Make an exact copy of the data below, leaving out every picture.
━━━ INFORMATION SUPPLIED
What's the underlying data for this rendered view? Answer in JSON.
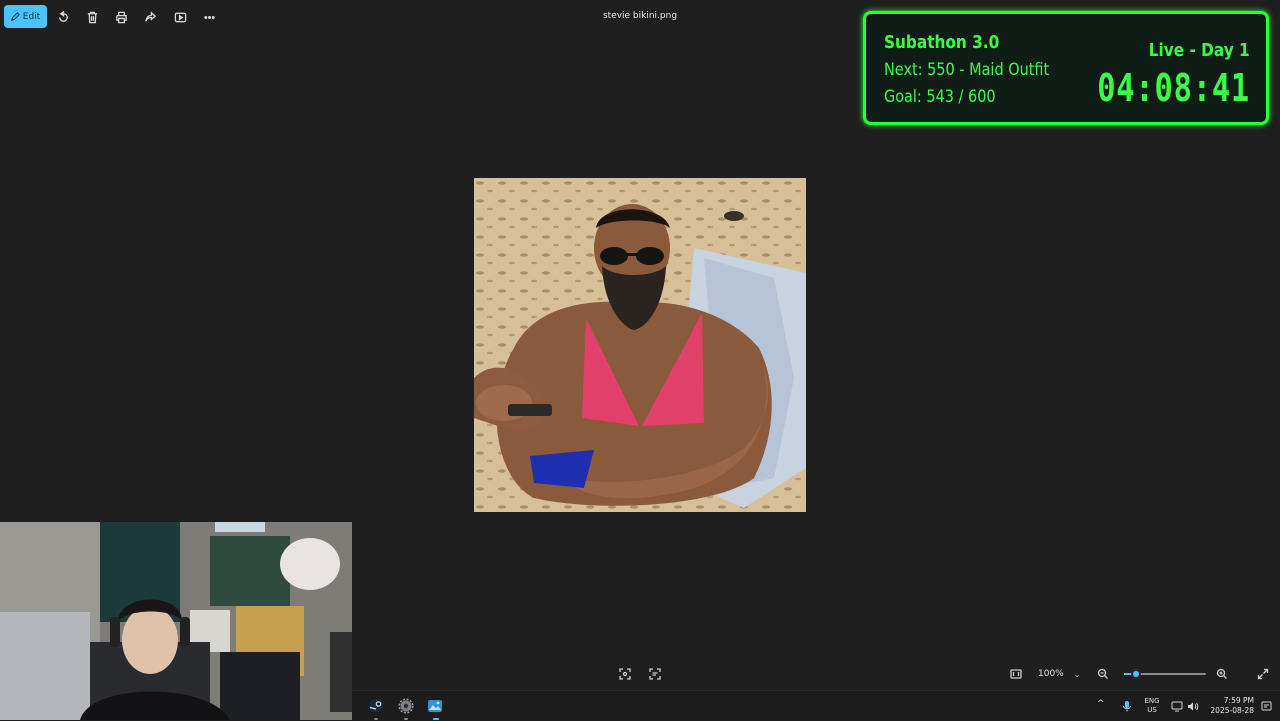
{
  "toolbar": {
    "edit_label": "Edit",
    "file_title": "stevie bikini.png",
    "tools": [
      "rotate-icon",
      "delete-icon",
      "print-icon",
      "share-icon",
      "slideshow-icon",
      "more-icon"
    ]
  },
  "overlay": {
    "title": "Subathon 3.0",
    "next": "Next: 550 - Maid Outfit",
    "goal": "Goal: 543 / 600",
    "live": "Live - Day 1",
    "timer": "04:08:41",
    "accent": "#39ff45"
  },
  "bottombar": {
    "zoom_value": "100%",
    "zoom_chevron": "⌄",
    "zoom_fraction": 0.15
  },
  "taskbar": {
    "lang_top": "ENG",
    "lang_bottom": "US",
    "time": "7:59 PM",
    "date": "2025-08-28",
    "tray_chevron": "^"
  },
  "colors": {
    "accent": "#4cc2ff",
    "background": "#1f1f1f"
  }
}
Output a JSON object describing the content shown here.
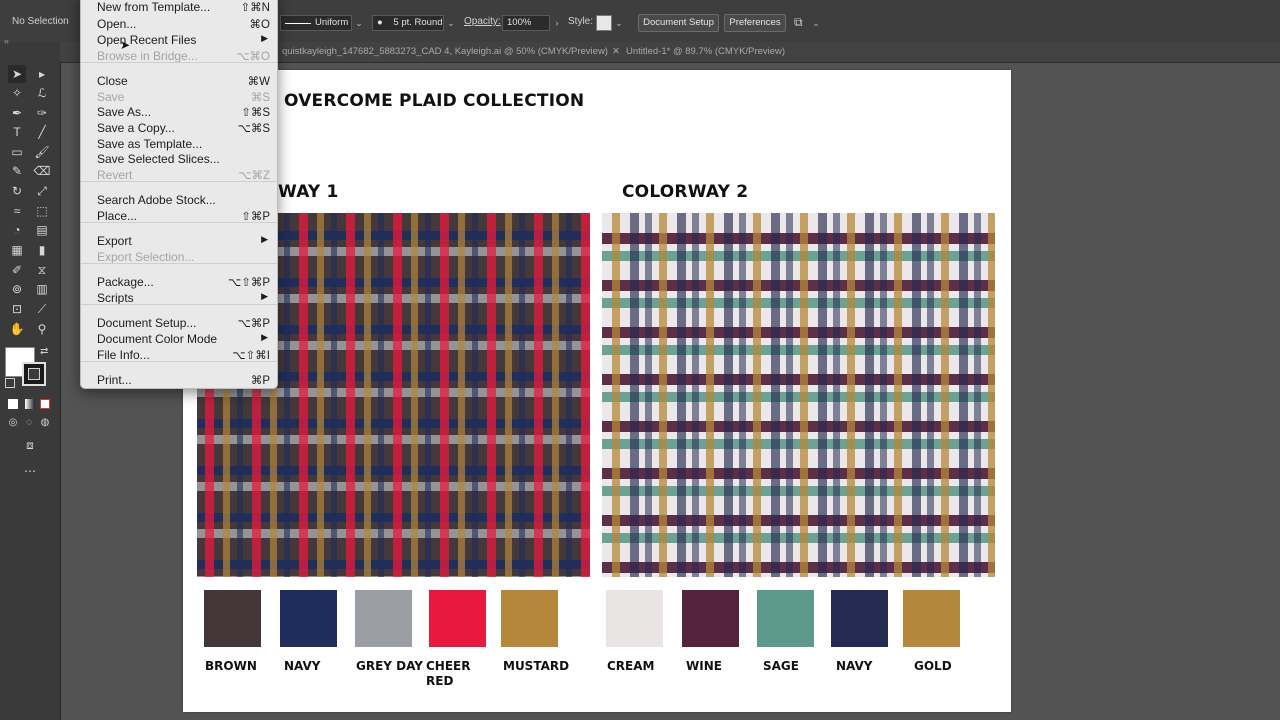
━━━━━━
# SOLUTION FOR THIS PROBLEM
What's the underlying data for this rendered view? Answer in JSON.
{
  "toolbar": {
    "edit_label": "Edit",
    "file_title": "stevie bikini.png",
    "tools": [
      "rotate-icon",
      "delete-icon",
      "print-icon",
      "share-icon",
      "slideshow-icon",
      "more-icon"
    ]
  },
  "overlay": {
    "title": "Subathon 3.0",
    "next": "Next: 550 - Maid Outfit",
    "goal": "Goal: 543 / 600",
    "live": "Live - Day 1",
    "timer": "04:08:41",
    "accent": "#39ff45"
  },
  "bottombar": {
    "zoom_value": "100%",
    "zoom_chevron": "⌄",
    "zoom_fraction": 0.15
  },
  "taskbar": {
    "lang_top": "ENG",
    "lang_bottom": "US",
    "time": "7:59 PM",
    "date": "2025-08-28",
    "tray_chevron": "^"
  },
  "colors": {
    "accent": "#4cc2ff",
    "background": "#1f1f1f"
  }
}
Output a JSON object describing the content shown here.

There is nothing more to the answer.